--- Extracted material ---
※ ※ ※

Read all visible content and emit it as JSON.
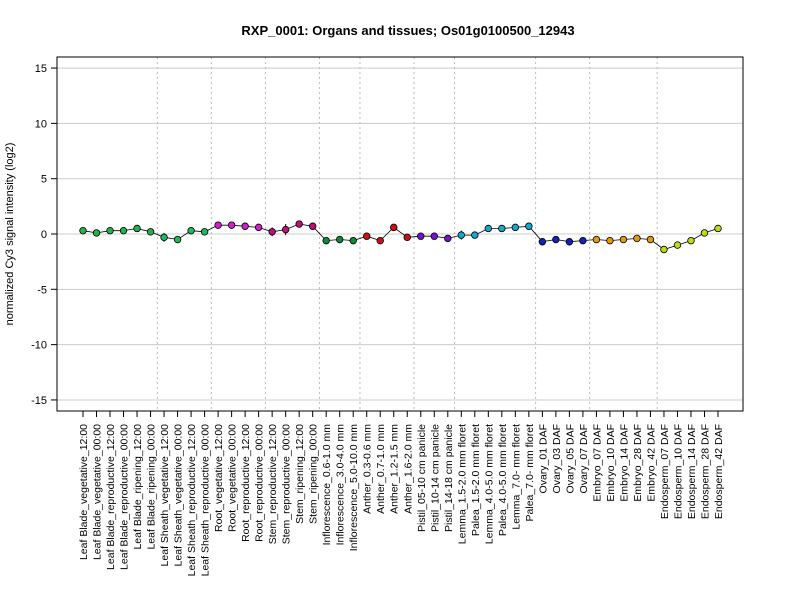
{
  "chart_data": {
    "type": "line",
    "title": "RXP_0001: Organs and tissues; Os01g0100500_12943",
    "ylabel": "normalized Cy3 signal intensity (log2)",
    "xlabel": "",
    "ylim": [
      -16,
      16
    ],
    "yticks": [
      -15,
      -10,
      -5,
      0,
      5,
      10,
      15
    ],
    "grid": true,
    "legend": "none",
    "categories": [
      "Leaf Blade_vegetative_12:00",
      "Leaf Blade_vegetative_00:00",
      "Leaf Blade_reproductive_12:00",
      "Leaf Blade_reproductive_00:00",
      "Leaf Blade_ripening_12:00",
      "Leaf Blade_ripening_00:00",
      "Leaf Sheath_vegetative_12:00",
      "Leaf Sheath_vegetative_00:00",
      "Leaf Sheath_reproductive_12:00",
      "Leaf Sheath_reproductive_00:00",
      "Root_vegetative_12:00",
      "Root_vegetative_00:00",
      "Root_reproductive_12:00",
      "Root_reproductive_00:00",
      "Stem_reproductive_12:00",
      "Stem_reproductive_00:00",
      "Stem_ripening_12:00",
      "Stem_ripening_00:00",
      "Inflorescence_0.6-1.0 mm",
      "Inflorescence_3.0-4.0 mm",
      "Inflorescence_5.0-10.0 mm",
      "Anther_0.3-0.6 mm",
      "Anther_0.7-1.0 mm",
      "Anther_1.2-1.5 mm",
      "Anther_1.6-2.0 mm",
      "Pistil_05-10 cm panicle",
      "Pistil_10-14 cm panicle",
      "Pistil_14-18 cm panicle",
      "Lemma_1.5-2.0 mm floret",
      "Palea_1.5-2.0 mm floret",
      "Lemma_4.0-5.0 mm floret",
      "Palea_4.0-5.0 mm floret",
      "Lemma_7.0- mm floret",
      "Palea_7.0- mm floret",
      "Ovary_01 DAF",
      "Ovary_03 DAF",
      "Ovary_05 DAF",
      "Ovary_07 DAF",
      "Embryo_07 DAF",
      "Embryo_10 DAF",
      "Embryo_14 DAF",
      "Embryo_28 DAF",
      "Embryo_42 DAF",
      "Endosperm_07 DAF",
      "Endosperm_10 DAF",
      "Endosperm_14 DAF",
      "Endosperm_28 DAF",
      "Endosperm_42 DAF"
    ],
    "values": [
      0.3,
      0.1,
      0.3,
      0.3,
      0.5,
      0.2,
      -0.3,
      -0.5,
      0.3,
      0.2,
      0.8,
      0.8,
      0.7,
      0.6,
      0.2,
      0.4,
      0.9,
      0.7,
      -0.6,
      -0.5,
      -0.6,
      -0.2,
      -0.6,
      0.6,
      -0.3,
      -0.2,
      -0.2,
      -0.4,
      -0.1,
      -0.1,
      0.5,
      0.5,
      0.6,
      0.7,
      -0.7,
      -0.5,
      -0.7,
      -0.6,
      -0.5,
      -0.6,
      -0.5,
      -0.4,
      -0.5,
      -1.4,
      -1.0,
      -0.6,
      0.1,
      0.5
    ],
    "errors": [
      0,
      0,
      0,
      0,
      0,
      0,
      0.4,
      0,
      0,
      0,
      0,
      0,
      0,
      0,
      0.4,
      0.5,
      0,
      0,
      0,
      0,
      0,
      0,
      0,
      0,
      0,
      0,
      0,
      0,
      0.4,
      0,
      0.3,
      0,
      0,
      0,
      0.2,
      0,
      0,
      0,
      0,
      0,
      0,
      0,
      0,
      0,
      0,
      0,
      0,
      0
    ],
    "colors": [
      "#22b14c",
      "#22b14c",
      "#22b14c",
      "#22b14c",
      "#22b14c",
      "#22b14c",
      "#1db95a",
      "#1db95a",
      "#1db95a",
      "#1db95a",
      "#cc22cc",
      "#cc22cc",
      "#cc22cc",
      "#cc22cc",
      "#bb1177",
      "#bb1177",
      "#bb1177",
      "#bb1177",
      "#118833",
      "#118833",
      "#118833",
      "#cc1111",
      "#cc1111",
      "#cc1111",
      "#cc1111",
      "#7711cc",
      "#7711cc",
      "#7711cc",
      "#11aacc",
      "#11aacc",
      "#11aacc",
      "#11aacc",
      "#11aacc",
      "#11aacc",
      "#1122bb",
      "#1122bb",
      "#1122bb",
      "#1122bb",
      "#e69a10",
      "#e69a10",
      "#e69a10",
      "#e69a10",
      "#e69a10",
      "#bbdd11",
      "#bbdd11",
      "#bbdd11",
      "#bbdd11",
      "#bbdd11"
    ],
    "group_separators_after": [
      5,
      9,
      13,
      17,
      20,
      24,
      27,
      33,
      37,
      42
    ]
  }
}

※ ※ ※

--- To be done ---
Return the listing above unchanged, apart from dropping its pictures.

--- Result ---
Read all visible content and emit it as JSON.
{
  "chart_data": {
    "type": "line",
    "title": "RXP_0001: Organs and tissues; Os01g0100500_12943",
    "ylabel": "normalized Cy3 signal intensity (log2)",
    "xlabel": "",
    "ylim": [
      -16,
      16
    ],
    "yticks": [
      -15,
      -10,
      -5,
      0,
      5,
      10,
      15
    ],
    "grid": true,
    "legend": "none",
    "categories": [
      "Leaf Blade_vegetative_12:00",
      "Leaf Blade_vegetative_00:00",
      "Leaf Blade_reproductive_12:00",
      "Leaf Blade_reproductive_00:00",
      "Leaf Blade_ripening_12:00",
      "Leaf Blade_ripening_00:00",
      "Leaf Sheath_vegetative_12:00",
      "Leaf Sheath_vegetative_00:00",
      "Leaf Sheath_reproductive_12:00",
      "Leaf Sheath_reproductive_00:00",
      "Root_vegetative_12:00",
      "Root_vegetative_00:00",
      "Root_reproductive_12:00",
      "Root_reproductive_00:00",
      "Stem_reproductive_12:00",
      "Stem_reproductive_00:00",
      "Stem_ripening_12:00",
      "Stem_ripening_00:00",
      "Inflorescence_0.6-1.0 mm",
      "Inflorescence_3.0-4.0 mm",
      "Inflorescence_5.0-10.0 mm",
      "Anther_0.3-0.6 mm",
      "Anther_0.7-1.0 mm",
      "Anther_1.2-1.5 mm",
      "Anther_1.6-2.0 mm",
      "Pistil_05-10 cm panicle",
      "Pistil_10-14 cm panicle",
      "Pistil_14-18 cm panicle",
      "Lemma_1.5-2.0 mm floret",
      "Palea_1.5-2.0 mm floret",
      "Lemma_4.0-5.0 mm floret",
      "Palea_4.0-5.0 mm floret",
      "Lemma_7.0- mm floret",
      "Palea_7.0- mm floret",
      "Ovary_01 DAF",
      "Ovary_03 DAF",
      "Ovary_05 DAF",
      "Ovary_07 DAF",
      "Embryo_07 DAF",
      "Embryo_10 DAF",
      "Embryo_14 DAF",
      "Embryo_28 DAF",
      "Embryo_42 DAF",
      "Endosperm_07 DAF",
      "Endosperm_10 DAF",
      "Endosperm_14 DAF",
      "Endosperm_28 DAF",
      "Endosperm_42 DAF"
    ],
    "values": [
      0.3,
      0.1,
      0.3,
      0.3,
      0.5,
      0.2,
      -0.3,
      -0.5,
      0.3,
      0.2,
      0.8,
      0.8,
      0.7,
      0.6,
      0.2,
      0.4,
      0.9,
      0.7,
      -0.6,
      -0.5,
      -0.6,
      -0.2,
      -0.6,
      0.6,
      -0.3,
      -0.2,
      -0.2,
      -0.4,
      -0.1,
      -0.1,
      0.5,
      0.5,
      0.6,
      0.7,
      -0.7,
      -0.5,
      -0.7,
      -0.6,
      -0.5,
      -0.6,
      -0.5,
      -0.4,
      -0.5,
      -1.4,
      -1.0,
      -0.6,
      0.1,
      0.5
    ],
    "errors": [
      0,
      0,
      0,
      0,
      0,
      0,
      0.4,
      0,
      0,
      0,
      0,
      0,
      0,
      0,
      0.4,
      0.5,
      0,
      0,
      0,
      0,
      0,
      0,
      0,
      0,
      0,
      0,
      0,
      0,
      0.4,
      0,
      0.3,
      0,
      0,
      0,
      0.2,
      0,
      0,
      0,
      0,
      0,
      0,
      0,
      0,
      0,
      0,
      0,
      0,
      0
    ],
    "colors": [
      "#22b14c",
      "#22b14c",
      "#22b14c",
      "#22b14c",
      "#22b14c",
      "#22b14c",
      "#1db95a",
      "#1db95a",
      "#1db95a",
      "#1db95a",
      "#cc22cc",
      "#cc22cc",
      "#cc22cc",
      "#cc22cc",
      "#bb1177",
      "#bb1177",
      "#bb1177",
      "#bb1177",
      "#118833",
      "#118833",
      "#118833",
      "#cc1111",
      "#cc1111",
      "#cc1111",
      "#cc1111",
      "#7711cc",
      "#7711cc",
      "#7711cc",
      "#11aacc",
      "#11aacc",
      "#11aacc",
      "#11aacc",
      "#11aacc",
      "#11aacc",
      "#1122bb",
      "#1122bb",
      "#1122bb",
      "#1122bb",
      "#e69a10",
      "#e69a10",
      "#e69a10",
      "#e69a10",
      "#e69a10",
      "#bbdd11",
      "#bbdd11",
      "#bbdd11",
      "#bbdd11",
      "#bbdd11"
    ],
    "group_separators_after": [
      5,
      9,
      13,
      17,
      20,
      24,
      27,
      33,
      37,
      42
    ]
  }
}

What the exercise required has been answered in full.